* **TASK DESCRIPTION**
Give the records below again, exactly as they appear.

###

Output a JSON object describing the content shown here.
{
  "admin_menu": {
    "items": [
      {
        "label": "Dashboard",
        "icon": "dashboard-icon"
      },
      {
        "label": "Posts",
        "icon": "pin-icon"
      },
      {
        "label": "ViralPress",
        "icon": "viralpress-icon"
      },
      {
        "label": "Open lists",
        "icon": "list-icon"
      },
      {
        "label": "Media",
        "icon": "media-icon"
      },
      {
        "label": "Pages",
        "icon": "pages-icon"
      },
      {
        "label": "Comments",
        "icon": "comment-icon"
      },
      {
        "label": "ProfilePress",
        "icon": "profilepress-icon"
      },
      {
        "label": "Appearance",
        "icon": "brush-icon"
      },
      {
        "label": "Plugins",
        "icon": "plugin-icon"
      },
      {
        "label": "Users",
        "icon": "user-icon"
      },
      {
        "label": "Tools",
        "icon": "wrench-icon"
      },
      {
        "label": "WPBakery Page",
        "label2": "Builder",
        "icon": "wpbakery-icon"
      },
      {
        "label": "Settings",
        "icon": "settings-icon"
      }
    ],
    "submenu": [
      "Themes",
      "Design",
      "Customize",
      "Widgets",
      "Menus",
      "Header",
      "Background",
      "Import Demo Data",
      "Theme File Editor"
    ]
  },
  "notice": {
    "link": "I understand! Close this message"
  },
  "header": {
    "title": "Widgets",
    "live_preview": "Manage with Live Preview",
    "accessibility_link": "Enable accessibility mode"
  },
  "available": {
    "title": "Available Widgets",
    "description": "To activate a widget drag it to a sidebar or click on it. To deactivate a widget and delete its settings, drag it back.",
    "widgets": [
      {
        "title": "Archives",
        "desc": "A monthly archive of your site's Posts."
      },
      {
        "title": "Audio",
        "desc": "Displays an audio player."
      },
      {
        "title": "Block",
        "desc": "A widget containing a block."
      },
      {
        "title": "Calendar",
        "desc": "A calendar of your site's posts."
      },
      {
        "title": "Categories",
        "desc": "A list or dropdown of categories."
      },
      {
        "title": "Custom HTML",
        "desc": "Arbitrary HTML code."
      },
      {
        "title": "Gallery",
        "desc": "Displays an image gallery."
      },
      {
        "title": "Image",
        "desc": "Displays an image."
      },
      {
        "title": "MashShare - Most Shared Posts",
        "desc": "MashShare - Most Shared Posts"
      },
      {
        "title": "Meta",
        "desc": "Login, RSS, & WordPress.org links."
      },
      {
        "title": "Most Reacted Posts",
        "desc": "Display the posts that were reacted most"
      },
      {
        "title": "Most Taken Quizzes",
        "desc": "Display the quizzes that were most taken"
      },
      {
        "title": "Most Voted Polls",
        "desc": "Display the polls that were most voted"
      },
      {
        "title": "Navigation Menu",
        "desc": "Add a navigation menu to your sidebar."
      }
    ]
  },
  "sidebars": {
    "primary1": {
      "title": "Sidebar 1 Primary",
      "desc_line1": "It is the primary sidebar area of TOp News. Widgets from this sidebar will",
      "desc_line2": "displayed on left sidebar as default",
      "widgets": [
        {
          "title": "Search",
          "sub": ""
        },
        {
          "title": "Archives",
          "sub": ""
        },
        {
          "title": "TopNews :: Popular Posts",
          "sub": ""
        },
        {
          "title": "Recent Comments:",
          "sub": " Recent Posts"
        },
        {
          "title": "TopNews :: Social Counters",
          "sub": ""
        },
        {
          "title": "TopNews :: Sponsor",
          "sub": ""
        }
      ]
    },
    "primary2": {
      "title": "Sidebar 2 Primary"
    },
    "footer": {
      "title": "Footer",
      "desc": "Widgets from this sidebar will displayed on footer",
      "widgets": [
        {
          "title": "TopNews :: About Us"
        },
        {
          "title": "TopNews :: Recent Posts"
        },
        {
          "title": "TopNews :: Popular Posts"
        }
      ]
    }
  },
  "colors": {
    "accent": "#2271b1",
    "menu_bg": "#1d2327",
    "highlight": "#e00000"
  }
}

###

* **COMPLETED EXERCISE**
Output a JSON object describing the content shown here.
{
  "admin_menu": {
    "items": [
      {
        "label": "Dashboard",
        "icon": "dashboard-icon"
      },
      {
        "label": "Posts",
        "icon": "pin-icon"
      },
      {
        "label": "ViralPress",
        "icon": "viralpress-icon"
      },
      {
        "label": "Open lists",
        "icon": "list-icon"
      },
      {
        "label": "Media",
        "icon": "media-icon"
      },
      {
        "label": "Pages",
        "icon": "pages-icon"
      },
      {
        "label": "Comments",
        "icon": "comment-icon"
      },
      {
        "label": "ProfilePress",
        "icon": "profilepress-icon"
      },
      {
        "label": "Appearance",
        "icon": "brush-icon"
      },
      {
        "label": "Plugins",
        "icon": "plugin-icon"
      },
      {
        "label": "Users",
        "icon": "user-icon"
      },
      {
        "label": "Tools",
        "icon": "wrench-icon"
      },
      {
        "label": "WPBakery Page",
        "label2": "Builder",
        "icon": "wpbakery-icon"
      },
      {
        "label": "Settings",
        "icon": "settings-icon"
      }
    ],
    "submenu": [
      "Themes",
      "Design",
      "Customize",
      "Widgets",
      "Menus",
      "Header",
      "Background",
      "Import Demo Data",
      "Theme File Editor"
    ]
  },
  "notice": {
    "link": "I understand! Close this message"
  },
  "header": {
    "title": "Widgets",
    "live_preview": "Manage with Live Preview",
    "accessibility_link": "Enable accessibility mode"
  },
  "available": {
    "title": "Available Widgets",
    "description": "To activate a widget drag it to a sidebar or click on it. To deactivate a widget and delete its settings, drag it back.",
    "widgets": [
      {
        "title": "Archives",
        "desc": "A monthly archive of your site's Posts."
      },
      {
        "title": "Audio",
        "desc": "Displays an audio player."
      },
      {
        "title": "Block",
        "desc": "A widget containing a block."
      },
      {
        "title": "Calendar",
        "desc": "A calendar of your site's posts."
      },
      {
        "title": "Categories",
        "desc": "A list or dropdown of categories."
      },
      {
        "title": "Custom HTML",
        "desc": "Arbitrary HTML code."
      },
      {
        "title": "Gallery",
        "desc": "Displays an image gallery."
      },
      {
        "title": "Image",
        "desc": "Displays an image."
      },
      {
        "title": "MashShare - Most Shared Posts",
        "desc": "MashShare - Most Shared Posts"
      },
      {
        "title": "Meta",
        "desc": "Login, RSS, & WordPress.org links."
      },
      {
        "title": "Most Reacted Posts",
        "desc": "Display the posts that were reacted most"
      },
      {
        "title": "Most Taken Quizzes",
        "desc": "Display the quizzes that were most taken"
      },
      {
        "title": "Most Voted Polls",
        "desc": "Display the polls that were most voted"
      },
      {
        "title": "Navigation Menu",
        "desc": "Add a navigation menu to your sidebar."
      }
    ]
  },
  "sidebars": {
    "primary1": {
      "title": "Sidebar 1 Primary",
      "desc_line1": "It is the primary sidebar area of TOp News. Widgets from this sidebar will",
      "desc_line2": "displayed on left sidebar as default",
      "widgets": [
        {
          "title": "Search",
          "sub": ""
        },
        {
          "title": "Archives",
          "sub": ""
        },
        {
          "title": "TopNews :: Popular Posts",
          "sub": ""
        },
        {
          "title": "Recent Comments:",
          "sub": " Recent Posts"
        },
        {
          "title": "TopNews :: Social Counters",
          "sub": ""
        },
        {
          "title": "TopNews :: Sponsor",
          "sub": ""
        }
      ]
    },
    "primary2": {
      "title": "Sidebar 2 Primary"
    },
    "footer": {
      "title": "Footer",
      "desc": "Widgets from this sidebar will displayed on footer",
      "widgets": [
        {
          "title": "TopNews :: About Us"
        },
        {
          "title": "TopNews :: Recent Posts"
        },
        {
          "title": "TopNews :: Popular Posts"
        }
      ]
    }
  },
  "colors": {
    "accent": "#2271b1",
    "menu_bg": "#1d2327",
    "highlight": "#e00000"
  }
}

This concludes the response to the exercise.